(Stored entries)
[BEGIN]

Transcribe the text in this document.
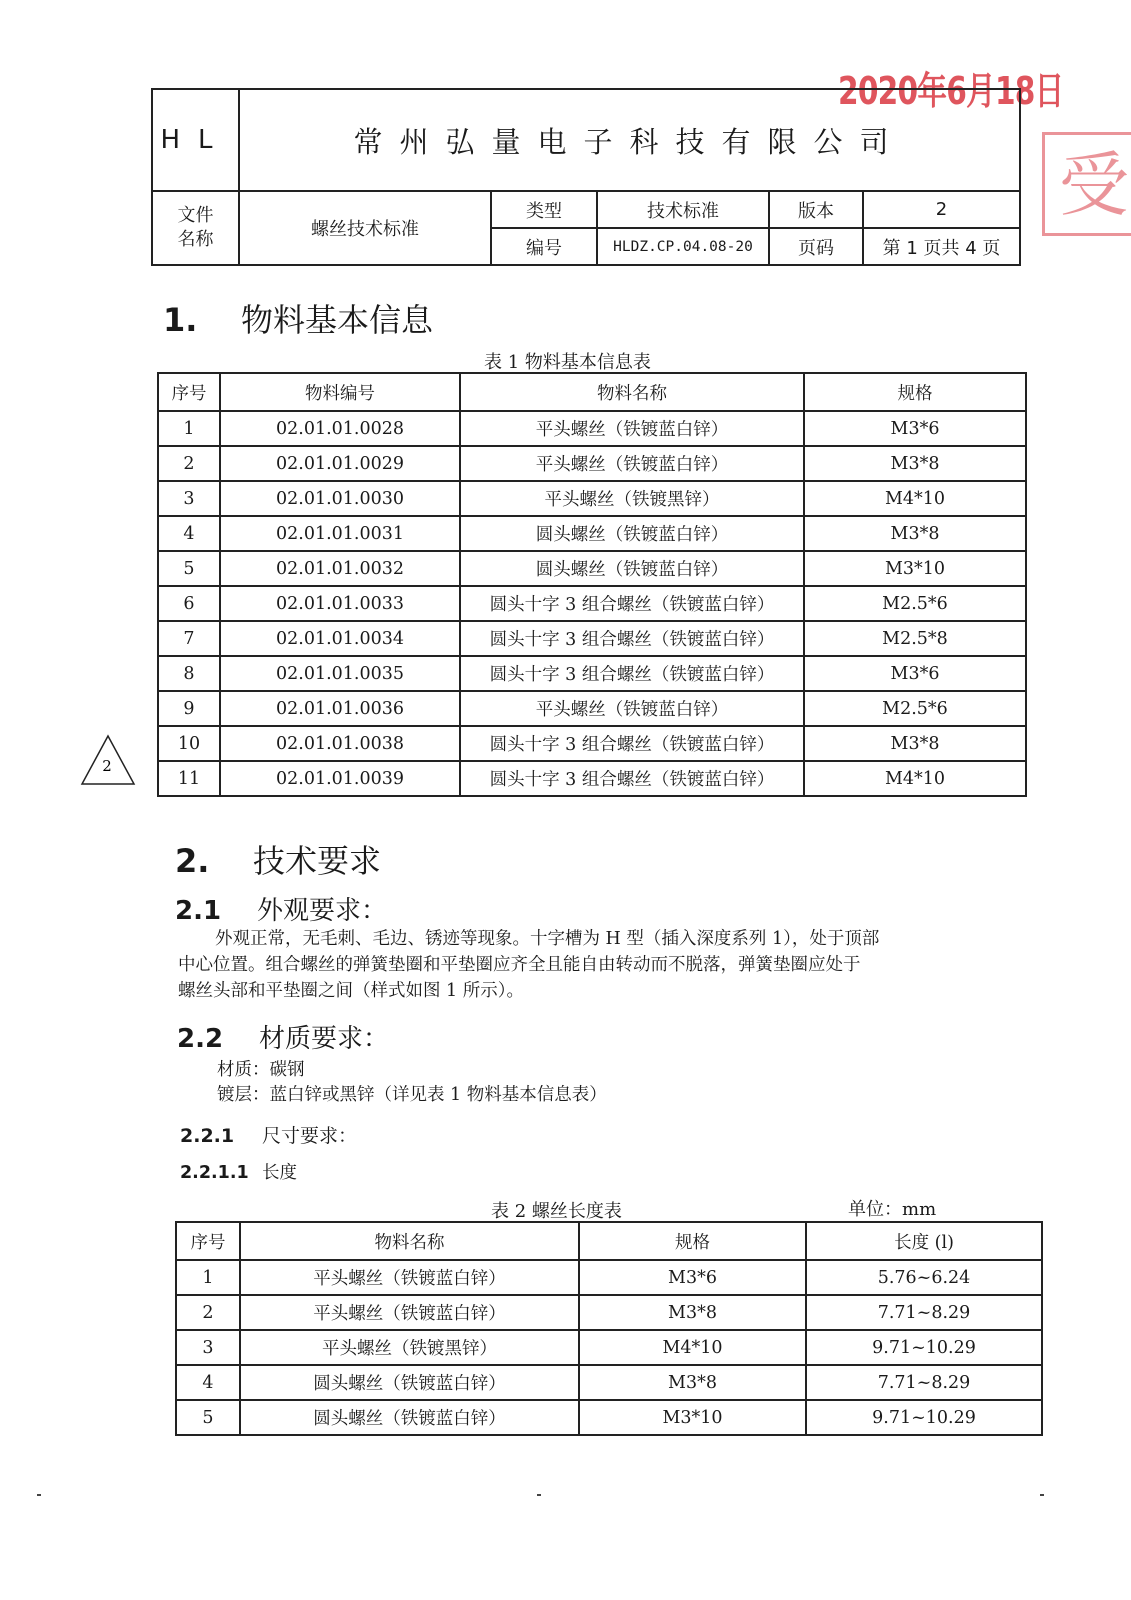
2020年6月18日
受
HL	常州弘量电子科技有限公司				
文件
名称	螺丝技术标准	类型	技术标准	版本	2
		编号	HLDZ.CP.04.08-20	页码	第 1 页共 4 页
1. 物料基本信息
表 1 物料基本信息表
序号	物料编号	物料名称	规格
1	02.01.01.0028	平头螺丝（铁镀蓝白锌）	M3*6
2	02.01.01.0029	平头螺丝（铁镀蓝白锌）	M3*8
3	02.01.01.0030	平头螺丝（铁镀黑锌）	M4*10
4	02.01.01.0031	圆头螺丝（铁镀蓝白锌）	M3*8
5	02.01.01.0032	圆头螺丝（铁镀蓝白锌）	M3*10
6	02.01.01.0033	圆头十字 3 组合螺丝（铁镀蓝白锌）	M2.5*6
7	02.01.01.0034	圆头十字 3 组合螺丝（铁镀蓝白锌）	M2.5*8
8	02.01.01.0035	圆头十字 3 组合螺丝（铁镀蓝白锌）	M3*6
9	02.01.01.0036	平头螺丝（铁镀蓝白锌）	M2.5*6
10	02.01.01.0038	圆头十字 3 组合螺丝（铁镀蓝白锌）	M3*8
11	02.01.01.0039	圆头十字 3 组合螺丝（铁镀蓝白锌）	M4*10
2
2. 技术要求
2.1 外观要求：
外观正常，无毛刺、毛边、锈迹等现象。十字槽为 H 型（插入深度系列 1），处于顶部
中心位置。组合螺丝的弹簧垫圈和平垫圈应齐全且能自由转动而不脱落，弹簧垫圈应处于
螺丝头部和平垫圈之间（样式如图 1 所示）。
2.2 材质要求：
材质：碳钢
镀层：蓝白锌或黑锌（详见表 1 物料基本信息表）
2.2.1 尺寸要求：
2.2.1.1 长度
表 2 螺丝长度表	单位：mm
序号	物料名称	规格	长度 (l)
1	平头螺丝（铁镀蓝白锌）	M3*6	5.76~6.24
2	平头螺丝（铁镀蓝白锌）	M3*8	7.71~8.29
3	平头螺丝（铁镀黑锌）	M4*10	9.71~10.29
4	圆头螺丝（铁镀蓝白锌）	M3*8	7.71~8.29
5	圆头螺丝（铁镀蓝白锌）	M3*10	9.71~10.29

[END]

What you are asked to do — Transcribe the whole listing, character for character, but not its images.

Answer in full —
Transcribe the text in this document.
2020年6月18日
受
HL	常州弘量电子科技有限公司				
文件
名称	螺丝技术标准	类型	技术标准	版本	2
		编号	HLDZ.CP.04.08-20	页码	第 1 页共 4 页
1. 物料基本信息
表 1 物料基本信息表
序号	物料编号	物料名称	规格
1	02.01.01.0028	平头螺丝（铁镀蓝白锌）	M3*6
2	02.01.01.0029	平头螺丝（铁镀蓝白锌）	M3*8
3	02.01.01.0030	平头螺丝（铁镀黑锌）	M4*10
4	02.01.01.0031	圆头螺丝（铁镀蓝白锌）	M3*8
5	02.01.01.0032	圆头螺丝（铁镀蓝白锌）	M3*10
6	02.01.01.0033	圆头十字 3 组合螺丝（铁镀蓝白锌）	M2.5*6
7	02.01.01.0034	圆头十字 3 组合螺丝（铁镀蓝白锌）	M2.5*8
8	02.01.01.0035	圆头十字 3 组合螺丝（铁镀蓝白锌）	M3*6
9	02.01.01.0036	平头螺丝（铁镀蓝白锌）	M2.5*6
10	02.01.01.0038	圆头十字 3 组合螺丝（铁镀蓝白锌）	M3*8
11	02.01.01.0039	圆头十字 3 组合螺丝（铁镀蓝白锌）	M4*10
2
2. 技术要求
2.1 外观要求：
外观正常，无毛刺、毛边、锈迹等现象。十字槽为 H 型（插入深度系列 1），处于顶部
中心位置。组合螺丝的弹簧垫圈和平垫圈应齐全且能自由转动而不脱落，弹簧垫圈应处于
螺丝头部和平垫圈之间（样式如图 1 所示）。
2.2 材质要求：
材质：碳钢
镀层：蓝白锌或黑锌（详见表 1 物料基本信息表）
2.2.1 尺寸要求：
2.2.1.1 长度
表 2 螺丝长度表	单位：mm
序号	物料名称	规格	长度 (l)
1	平头螺丝（铁镀蓝白锌）	M3*6	5.76~6.24
2	平头螺丝（铁镀蓝白锌）	M3*8	7.71~8.29
3	平头螺丝（铁镀黑锌）	M4*10	9.71~10.29
4	圆头螺丝（铁镀蓝白锌）	M3*8	7.71~8.29
5	圆头螺丝（铁镀蓝白锌）	M3*10	9.71~10.29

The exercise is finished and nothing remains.